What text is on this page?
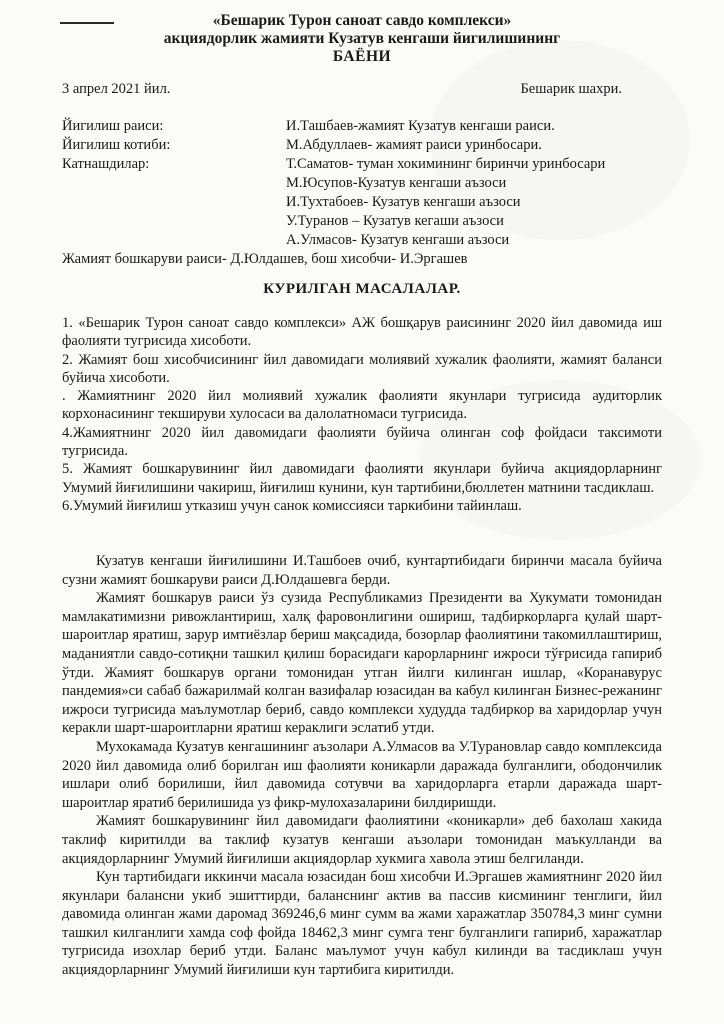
«Бешарик Турон саноат савдо комплекси»
акциядорлик жамияти Кузатув кенгаши йигилишининг
БАЁНИ
3 апрел 2021 йил.	Бешарик шахри.
Йигилиш раиси:	И.Ташбаев-жамият Кузатув кенгаши раиси.
Йигилиш котиби:	М.Абдуллаев- жамият раиси уринбосари.
Катнашдилар:	Т.Саматов- туман хокимининг биринчи уринбосари
М.Юсупов-Кузатув кенгаши аъзоси
И.Тухтабоев- Кузатув кенгаши аъзоси
У.Туранов – Кузатув кегаши аъзоси
А.Улмасов- Кузатув кенгаши аъзоси
Жамият бошкаруви раиси- Д.Юлдашев, бош хисобчи- И.Эргашев
КУРИЛГАН МАСАЛАЛАР.

1. «Бешарик Турон саноат савдо комплекси» АЖ бошқарув раисининг 2020 йил давомида иш фаолияти тугрисида хисоботи.

2. Жамият бош хисобчисининг йил давомидаги молиявий хужалик фаолияти, жамият баланси буйича хисоботи.

. Жамиятнинг 2020 йил молиявий хужалик фаолияти якунлари тугрисида аудиторлик корхонасининг текшируви хулосаси ва далолатномаси тугрисида.

4.Жамиятнинг 2020 йил давомидаги фаолияти буйича олинган соф фойдаси таксимоти тугрисида.

5. Жамият бошкарувининг йил давомидаги фаолияти якунлари буйича акциядорларнинг Умумий йиғилишини чакириш, йиғилиш кунини, кун тартибини,бюллетен матнини тасдиклаш.

6.Умумий йиғилиш утказиш учун санок комиссияси таркибини тайинлаш.

Кузатув кенгаши йиғилишини И.Ташбоев очиб, кунтартибидаги биринчи масала буйича сузни жамият бошкаруви раиси Д.Юлдашевга берди.

Жамият бошкарув раиси ўз сузида Республикамиз Президенти ва Хукумати томонидан мамлакатимизни ривожлантириш, халқ фаровонлигини ошириш, тадбиркорларга қулай шарт-шароитлар яратиш, зарур имтиёзлар бериш мақсадида, бозорлар фаолиятини такомиллаштириш, маданиятли савдо-сотиқни ташкил қилиш борасидаги карорларнинг ижроси тўғрисида гапириб ўтди. Жамият бошкарув органи томонидан утган йилги килинган ишлар, «Коранавурус пандемия»си сабаб бажарилмай колган вазифалар юзасидан ва кабул килинган Бизнес-режанинг ижроси тугрисида маълумотлар бериб, савдо комплекси худудда тадбиркор ва харидорлар учун керакли шарт-шароитларни яратиш кераклиги эслатиб утди.

Мухокамада Кузатув кенгашининг аъзолари А.Улмасов ва У.Турановлар савдо комплексида 2020 йил давомида олиб борилган иш фаолияти коникарли даражада булганлиги, ободончилик ишлари олиб борилиши, йил давомида сотувчи ва харидорларга етарли даражада шарт-шароитлар яратиб берилишида уз фикр-мулохазаларини билдиришди.

Жамият бошкарувининг йил давомидаги фаолиятини «коникарли» деб бахолаш хакида таклиф киритилди ва таклиф кузатув кенгаши аъзолари томонидан маъкулланди ва акциядорларнинг Умумий йиғилиши акциядорлар хукмига хавола этиш белгиланди.

Кун тартибидаги иккинчи масала юзасидан бош хисобчи И.Эргашев жамиятнинг 2020 йил якунлари балансни укиб эшиттирди, баланснинг актив ва пассив кисмининг тенглиги, йил давомида олинган жами даромад 369246,6 минг сумм ва жами харажатлар 350784,3 минг сумни ташкил килганлиги хамда соф фойда 18462,3 минг сумга тенг булганлиги гапириб, харажатлар тугрисида изохлар бериб утди. Баланс маълумот учун кабул килинди ва тасдиклаш учун акциядорларнинг Умумий йиғилиши кун тартибига киритилди.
-*-
Restate the whole listing above exactly, please, omitting every image.

**The result**
What text is on this page?
«Бешарик Турон саноат савдо комплекси»
акциядорлик жамияти Кузатув кенгаши йигилишининг
БАЁНИ
3 апрел 2021 йил.	Бешарик шахри.
Йигилиш раиси:	И.Ташбаев-жамият Кузатув кенгаши раиси.
Йигилиш котиби:	М.Абдуллаев- жамият раиси уринбосари.
Катнашдилар:	Т.Саматов- туман хокимининг биринчи уринбосари
М.Юсупов-Кузатув кенгаши аъзоси
И.Тухтабоев- Кузатув кенгаши аъзоси
У.Туранов – Кузатув кегаши аъзоси
А.Улмасов- Кузатув кенгаши аъзоси
Жамият бошкаруви раиси- Д.Юлдашев, бош хисобчи- И.Эргашев
КУРИЛГАН МАСАЛАЛАР.

1. «Бешарик Турон саноат савдо комплекси» АЖ бошқарув раисининг 2020 йил давомида иш фаолияти тугрисида хисоботи.

2. Жамият бош хисобчисининг йил давомидаги молиявий хужалик фаолияти, жамият баланси буйича хисоботи.

. Жамиятнинг 2020 йил молиявий хужалик фаолияти якунлари тугрисида аудиторлик корхонасининг текшируви хулосаси ва далолатномаси тугрисида.

4.Жамиятнинг 2020 йил давомидаги фаолияти буйича олинган соф фойдаси таксимоти тугрисида.

5. Жамият бошкарувининг йил давомидаги фаолияти якунлари буйича акциядорларнинг Умумий йиғилишини чакириш, йиғилиш кунини, кун тартибини,бюллетен матнини тасдиклаш.

6.Умумий йиғилиш утказиш учун санок комиссияси таркибини тайинлаш.

Кузатув кенгаши йиғилишини И.Ташбоев очиб, кунтартибидаги биринчи масала буйича сузни жамият бошкаруви раиси Д.Юлдашевга берди.

Жамият бошкарув раиси ўз сузида Республикамиз Президенти ва Хукумати томонидан мамлакатимизни ривожлантириш, халқ фаровонлигини ошириш, тадбиркорларга қулай шарт-шароитлар яратиш, зарур имтиёзлар бериш мақсадида, бозорлар фаолиятини такомиллаштириш, маданиятли савдо-сотиқни ташкил қилиш борасидаги карорларнинг ижроси тўғрисида гапириб ўтди. Жамият бошкарув органи томонидан утган йилги килинган ишлар, «Коранавурус пандемия»си сабаб бажарилмай колган вазифалар юзасидан ва кабул килинган Бизнес-режанинг ижроси тугрисида маълумотлар бериб, савдо комплекси худудда тадбиркор ва харидорлар учун керакли шарт-шароитларни яратиш кераклиги эслатиб утди.

Мухокамада Кузатув кенгашининг аъзолари А.Улмасов ва У.Турановлар савдо комплексида 2020 йил давомида олиб борилган иш фаолияти коникарли даражада булганлиги, ободончилик ишлари олиб борилиши, йил давомида сотувчи ва харидорларга етарли даражада шарт-шароитлар яратиб берилишида уз фикр-мулохазаларини билдиришди.

Жамият бошкарувининг йил давомидаги фаолиятини «коникарли» деб бахолаш хакида таклиф киритилди ва таклиф кузатув кенгаши аъзолари томонидан маъкулланди ва акциядорларнинг Умумий йиғилиши акциядорлар хукмига хавола этиш белгиланди.

Кун тартибидаги иккинчи масала юзасидан бош хисобчи И.Эргашев жамиятнинг 2020 йил якунлари балансни укиб эшиттирди, баланснинг актив ва пассив кисмининг тенглиги, йил давомида олинган жами даромад 369246,6 минг сумм ва жами харажатлар 350784,3 минг сумни ташкил килганлиги хамда соф фойда 18462,3 минг сумга тенг булганлиги гапириб, харажатлар тугрисида изохлар бериб утди. Баланс маълумот учун кабул килинди ва тасдиклаш учун акциядорларнинг Умумий йиғилиши кун тартибига киритилди.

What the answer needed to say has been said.